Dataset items

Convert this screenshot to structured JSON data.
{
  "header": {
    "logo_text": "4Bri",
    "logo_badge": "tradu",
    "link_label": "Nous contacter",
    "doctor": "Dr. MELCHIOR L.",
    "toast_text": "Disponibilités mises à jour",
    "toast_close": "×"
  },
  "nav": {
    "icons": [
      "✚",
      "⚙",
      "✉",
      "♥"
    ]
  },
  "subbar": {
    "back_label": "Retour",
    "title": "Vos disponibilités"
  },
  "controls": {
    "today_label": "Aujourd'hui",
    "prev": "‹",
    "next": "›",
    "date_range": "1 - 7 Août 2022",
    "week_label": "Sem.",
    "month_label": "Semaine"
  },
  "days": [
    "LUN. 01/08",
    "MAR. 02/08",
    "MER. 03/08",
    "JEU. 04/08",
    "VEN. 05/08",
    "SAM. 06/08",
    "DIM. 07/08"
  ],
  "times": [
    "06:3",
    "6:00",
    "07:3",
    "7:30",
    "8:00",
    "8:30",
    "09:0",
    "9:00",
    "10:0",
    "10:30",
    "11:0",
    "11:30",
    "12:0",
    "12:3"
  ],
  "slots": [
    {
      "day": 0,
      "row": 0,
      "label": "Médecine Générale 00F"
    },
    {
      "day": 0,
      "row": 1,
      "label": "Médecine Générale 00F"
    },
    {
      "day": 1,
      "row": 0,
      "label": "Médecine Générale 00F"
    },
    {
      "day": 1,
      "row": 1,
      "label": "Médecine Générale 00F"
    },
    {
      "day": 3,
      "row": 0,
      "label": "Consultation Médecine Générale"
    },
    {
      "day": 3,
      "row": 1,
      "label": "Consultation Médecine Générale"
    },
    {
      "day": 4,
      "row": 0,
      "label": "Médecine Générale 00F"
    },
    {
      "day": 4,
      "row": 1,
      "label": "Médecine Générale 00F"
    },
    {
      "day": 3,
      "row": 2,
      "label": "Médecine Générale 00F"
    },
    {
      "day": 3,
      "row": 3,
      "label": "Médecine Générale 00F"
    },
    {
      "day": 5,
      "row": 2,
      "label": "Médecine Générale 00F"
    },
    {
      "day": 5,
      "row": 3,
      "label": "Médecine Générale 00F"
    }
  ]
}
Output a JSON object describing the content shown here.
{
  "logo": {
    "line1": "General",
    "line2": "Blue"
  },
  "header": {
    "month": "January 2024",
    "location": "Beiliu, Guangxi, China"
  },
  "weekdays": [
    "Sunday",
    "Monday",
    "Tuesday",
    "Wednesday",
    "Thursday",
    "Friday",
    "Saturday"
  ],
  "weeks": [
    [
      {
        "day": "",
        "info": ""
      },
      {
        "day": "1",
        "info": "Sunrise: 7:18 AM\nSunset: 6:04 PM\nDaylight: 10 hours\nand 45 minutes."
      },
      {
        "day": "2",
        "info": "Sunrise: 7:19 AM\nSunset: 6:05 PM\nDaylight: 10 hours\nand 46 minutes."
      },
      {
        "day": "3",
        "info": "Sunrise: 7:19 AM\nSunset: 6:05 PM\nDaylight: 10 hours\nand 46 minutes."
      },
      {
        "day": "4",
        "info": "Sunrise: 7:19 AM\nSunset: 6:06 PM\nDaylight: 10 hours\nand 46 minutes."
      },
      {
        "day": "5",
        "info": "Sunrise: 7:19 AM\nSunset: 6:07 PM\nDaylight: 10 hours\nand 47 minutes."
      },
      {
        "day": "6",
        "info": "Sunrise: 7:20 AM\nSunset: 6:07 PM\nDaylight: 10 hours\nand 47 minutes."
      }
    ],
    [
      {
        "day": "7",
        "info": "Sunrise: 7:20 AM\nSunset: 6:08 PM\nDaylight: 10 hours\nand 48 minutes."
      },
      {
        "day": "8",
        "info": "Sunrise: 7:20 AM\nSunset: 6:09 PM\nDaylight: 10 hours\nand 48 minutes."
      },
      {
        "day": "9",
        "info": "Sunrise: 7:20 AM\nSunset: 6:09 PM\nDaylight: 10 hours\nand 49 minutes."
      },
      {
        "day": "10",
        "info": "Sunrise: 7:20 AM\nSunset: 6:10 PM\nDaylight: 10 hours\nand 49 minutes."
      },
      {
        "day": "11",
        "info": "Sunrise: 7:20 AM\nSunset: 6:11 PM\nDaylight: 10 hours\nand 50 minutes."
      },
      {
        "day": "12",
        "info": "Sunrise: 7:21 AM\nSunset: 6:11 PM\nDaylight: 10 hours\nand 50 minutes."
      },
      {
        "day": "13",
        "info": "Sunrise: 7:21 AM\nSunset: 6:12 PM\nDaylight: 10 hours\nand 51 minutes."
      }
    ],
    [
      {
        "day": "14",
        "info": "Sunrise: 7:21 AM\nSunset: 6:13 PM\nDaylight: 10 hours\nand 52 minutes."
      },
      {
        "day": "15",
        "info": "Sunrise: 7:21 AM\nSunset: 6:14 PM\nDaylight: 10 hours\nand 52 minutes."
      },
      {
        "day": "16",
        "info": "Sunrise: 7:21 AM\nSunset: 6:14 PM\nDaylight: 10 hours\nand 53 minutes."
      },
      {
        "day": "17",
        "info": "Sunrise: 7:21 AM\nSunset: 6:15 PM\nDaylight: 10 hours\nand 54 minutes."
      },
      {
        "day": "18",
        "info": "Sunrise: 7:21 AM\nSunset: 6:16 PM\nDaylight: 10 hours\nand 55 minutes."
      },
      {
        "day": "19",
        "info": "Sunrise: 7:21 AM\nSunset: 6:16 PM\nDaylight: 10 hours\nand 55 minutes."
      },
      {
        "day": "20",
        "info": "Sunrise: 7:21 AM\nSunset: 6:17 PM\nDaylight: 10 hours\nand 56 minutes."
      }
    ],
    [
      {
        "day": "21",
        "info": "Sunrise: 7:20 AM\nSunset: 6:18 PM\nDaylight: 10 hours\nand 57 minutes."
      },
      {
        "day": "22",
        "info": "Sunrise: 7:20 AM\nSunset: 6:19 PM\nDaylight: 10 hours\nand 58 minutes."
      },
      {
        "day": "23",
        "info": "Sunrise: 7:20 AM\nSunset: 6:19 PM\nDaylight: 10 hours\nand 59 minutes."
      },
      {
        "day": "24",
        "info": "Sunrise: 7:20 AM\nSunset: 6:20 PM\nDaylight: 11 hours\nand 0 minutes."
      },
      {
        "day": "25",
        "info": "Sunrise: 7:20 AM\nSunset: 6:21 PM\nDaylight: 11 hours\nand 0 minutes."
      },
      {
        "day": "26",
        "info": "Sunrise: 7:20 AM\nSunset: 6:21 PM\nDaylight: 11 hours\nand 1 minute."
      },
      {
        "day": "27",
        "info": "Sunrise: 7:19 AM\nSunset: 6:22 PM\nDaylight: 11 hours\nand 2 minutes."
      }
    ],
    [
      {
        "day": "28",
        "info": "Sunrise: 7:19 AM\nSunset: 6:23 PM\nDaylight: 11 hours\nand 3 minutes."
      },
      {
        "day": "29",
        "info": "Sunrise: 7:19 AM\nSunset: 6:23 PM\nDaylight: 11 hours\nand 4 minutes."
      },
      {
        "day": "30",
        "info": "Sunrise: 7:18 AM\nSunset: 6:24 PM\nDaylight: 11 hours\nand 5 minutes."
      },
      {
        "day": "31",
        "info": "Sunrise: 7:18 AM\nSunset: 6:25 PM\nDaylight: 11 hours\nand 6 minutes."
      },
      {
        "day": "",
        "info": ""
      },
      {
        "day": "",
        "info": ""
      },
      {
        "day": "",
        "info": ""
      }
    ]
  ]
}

• [Given request]: Above are some records; extract every one of them exactly.

• [Reply to the exercise]:
Convert this screenshot to structured JSON data.
{
  "header": {
    "logo_text": "4Bri",
    "logo_badge": "tradu",
    "link_label": "Nous contacter",
    "doctor": "Dr. MELCHIOR L.",
    "toast_text": "Disponibilités mises à jour",
    "toast_close": "×"
  },
  "nav": {
    "icons": [
      "✚",
      "⚙",
      "✉",
      "♥"
    ]
  },
  "subbar": {
    "back_label": "Retour",
    "title": "Vos disponibilités"
  },
  "controls": {
    "today_label": "Aujourd'hui",
    "prev": "‹",
    "next": "›",
    "date_range": "1 - 7 Août 2022",
    "week_label": "Sem.",
    "month_label": "Semaine"
  },
  "days": [
    "LUN. 01/08",
    "MAR. 02/08",
    "MER. 03/08",
    "JEU. 04/08",
    "VEN. 05/08",
    "SAM. 06/08",
    "DIM. 07/08"
  ],
  "times": [
    "06:3",
    "6:00",
    "07:3",
    "7:30",
    "8:00",
    "8:30",
    "09:0",
    "9:00",
    "10:0",
    "10:30",
    "11:0",
    "11:30",
    "12:0",
    "12:3"
  ],
  "slots": [
    {
      "day": 0,
      "row": 0,
      "label": "Médecine Générale 00F"
    },
    {
      "day": 0,
      "row": 1,
      "label": "Médecine Générale 00F"
    },
    {
      "day": 1,
      "row": 0,
      "label": "Médecine Générale 00F"
    },
    {
      "day": 1,
      "row": 1,
      "label": "Médecine Générale 00F"
    },
    {
      "day": 3,
      "row": 0,
      "label": "Consultation Médecine Générale"
    },
    {
      "day": 3,
      "row": 1,
      "label": "Consultation Médecine Générale"
    },
    {
      "day": 4,
      "row": 0,
      "label": "Médecine Générale 00F"
    },
    {
      "day": 4,
      "row": 1,
      "label": "Médecine Générale 00F"
    },
    {
      "day": 3,
      "row": 2,
      "label": "Médecine Générale 00F"
    },
    {
      "day": 3,
      "row": 3,
      "label": "Médecine Générale 00F"
    },
    {
      "day": 5,
      "row": 2,
      "label": "Médecine Générale 00F"
    },
    {
      "day": 5,
      "row": 3,
      "label": "Médecine Générale 00F"
    }
  ]
}
Output a JSON object describing the content shown here.
{
  "logo": {
    "line1": "General",
    "line2": "Blue"
  },
  "header": {
    "month": "January 2024",
    "location": "Beiliu, Guangxi, China"
  },
  "weekdays": [
    "Sunday",
    "Monday",
    "Tuesday",
    "Wednesday",
    "Thursday",
    "Friday",
    "Saturday"
  ],
  "weeks": [
    [
      {
        "day": "",
        "info": ""
      },
      {
        "day": "1",
        "info": "Sunrise: 7:18 AM\nSunset: 6:04 PM\nDaylight: 10 hours\nand 45 minutes."
      },
      {
        "day": "2",
        "info": "Sunrise: 7:19 AM\nSunset: 6:05 PM\nDaylight: 10 hours\nand 46 minutes."
      },
      {
        "day": "3",
        "info": "Sunrise: 7:19 AM\nSunset: 6:05 PM\nDaylight: 10 hours\nand 46 minutes."
      },
      {
        "day": "4",
        "info": "Sunrise: 7:19 AM\nSunset: 6:06 PM\nDaylight: 10 hours\nand 46 minutes."
      },
      {
        "day": "5",
        "info": "Sunrise: 7:19 AM\nSunset: 6:07 PM\nDaylight: 10 hours\nand 47 minutes."
      },
      {
        "day": "6",
        "info": "Sunrise: 7:20 AM\nSunset: 6:07 PM\nDaylight: 10 hours\nand 47 minutes."
      }
    ],
    [
      {
        "day": "7",
        "info": "Sunrise: 7:20 AM\nSunset: 6:08 PM\nDaylight: 10 hours\nand 48 minutes."
      },
      {
        "day": "8",
        "info": "Sunrise: 7:20 AM\nSunset: 6:09 PM\nDaylight: 10 hours\nand 48 minutes."
      },
      {
        "day": "9",
        "info": "Sunrise: 7:20 AM\nSunset: 6:09 PM\nDaylight: 10 hours\nand 49 minutes."
      },
      {
        "day": "10",
        "info": "Sunrise: 7:20 AM\nSunset: 6:10 PM\nDaylight: 10 hours\nand 49 minutes."
      },
      {
        "day": "11",
        "info": "Sunrise: 7:20 AM\nSunset: 6:11 PM\nDaylight: 10 hours\nand 50 minutes."
      },
      {
        "day": "12",
        "info": "Sunrise: 7:21 AM\nSunset: 6:11 PM\nDaylight: 10 hours\nand 50 minutes."
      },
      {
        "day": "13",
        "info": "Sunrise: 7:21 AM\nSunset: 6:12 PM\nDaylight: 10 hours\nand 51 minutes."
      }
    ],
    [
      {
        "day": "14",
        "info": "Sunrise: 7:21 AM\nSunset: 6:13 PM\nDaylight: 10 hours\nand 52 minutes."
      },
      {
        "day": "15",
        "info": "Sunrise: 7:21 AM\nSunset: 6:14 PM\nDaylight: 10 hours\nand 52 minutes."
      },
      {
        "day": "16",
        "info": "Sunrise: 7:21 AM\nSunset: 6:14 PM\nDaylight: 10 hours\nand 53 minutes."
      },
      {
        "day": "17",
        "info": "Sunrise: 7:21 AM\nSunset: 6:15 PM\nDaylight: 10 hours\nand 54 minutes."
      },
      {
        "day": "18",
        "info": "Sunrise: 7:21 AM\nSunset: 6:16 PM\nDaylight: 10 hours\nand 55 minutes."
      },
      {
        "day": "19",
        "info": "Sunrise: 7:21 AM\nSunset: 6:16 PM\nDaylight: 10 hours\nand 55 minutes."
      },
      {
        "day": "20",
        "info": "Sunrise: 7:21 AM\nSunset: 6:17 PM\nDaylight: 10 hours\nand 56 minutes."
      }
    ],
    [
      {
        "day": "21",
        "info": "Sunrise: 7:20 AM\nSunset: 6:18 PM\nDaylight: 10 hours\nand 57 minutes."
      },
      {
        "day": "22",
        "info": "Sunrise: 7:20 AM\nSunset: 6:19 PM\nDaylight: 10 hours\nand 58 minutes."
      },
      {
        "day": "23",
        "info": "Sunrise: 7:20 AM\nSunset: 6:19 PM\nDaylight: 10 hours\nand 59 minutes."
      },
      {
        "day": "24",
        "info": "Sunrise: 7:20 AM\nSunset: 6:20 PM\nDaylight: 11 hours\nand 0 minutes."
      },
      {
        "day": "25",
        "info": "Sunrise: 7:20 AM\nSunset: 6:21 PM\nDaylight: 11 hours\nand 0 minutes."
      },
      {
        "day": "26",
        "info": "Sunrise: 7:20 AM\nSunset: 6:21 PM\nDaylight: 11 hours\nand 1 minute."
      },
      {
        "day": "27",
        "info": "Sunrise: 7:19 AM\nSunset: 6:22 PM\nDaylight: 11 hours\nand 2 minutes."
      }
    ],
    [
      {
        "day": "28",
        "info": "Sunrise: 7:19 AM\nSunset: 6:23 PM\nDaylight: 11 hours\nand 3 minutes."
      },
      {
        "day": "29",
        "info": "Sunrise: 7:19 AM\nSunset: 6:23 PM\nDaylight: 11 hours\nand 4 minutes."
      },
      {
        "day": "30",
        "info": "Sunrise: 7:18 AM\nSunset: 6:24 PM\nDaylight: 11 hours\nand 5 minutes."
      },
      {
        "day": "31",
        "info": "Sunrise: 7:18 AM\nSunset: 6:25 PM\nDaylight: 11 hours\nand 6 minutes."
      },
      {
        "day": "",
        "info": ""
      },
      {
        "day": "",
        "info": ""
      },
      {
        "day": "",
        "info": ""
      }
    ]
  ]
}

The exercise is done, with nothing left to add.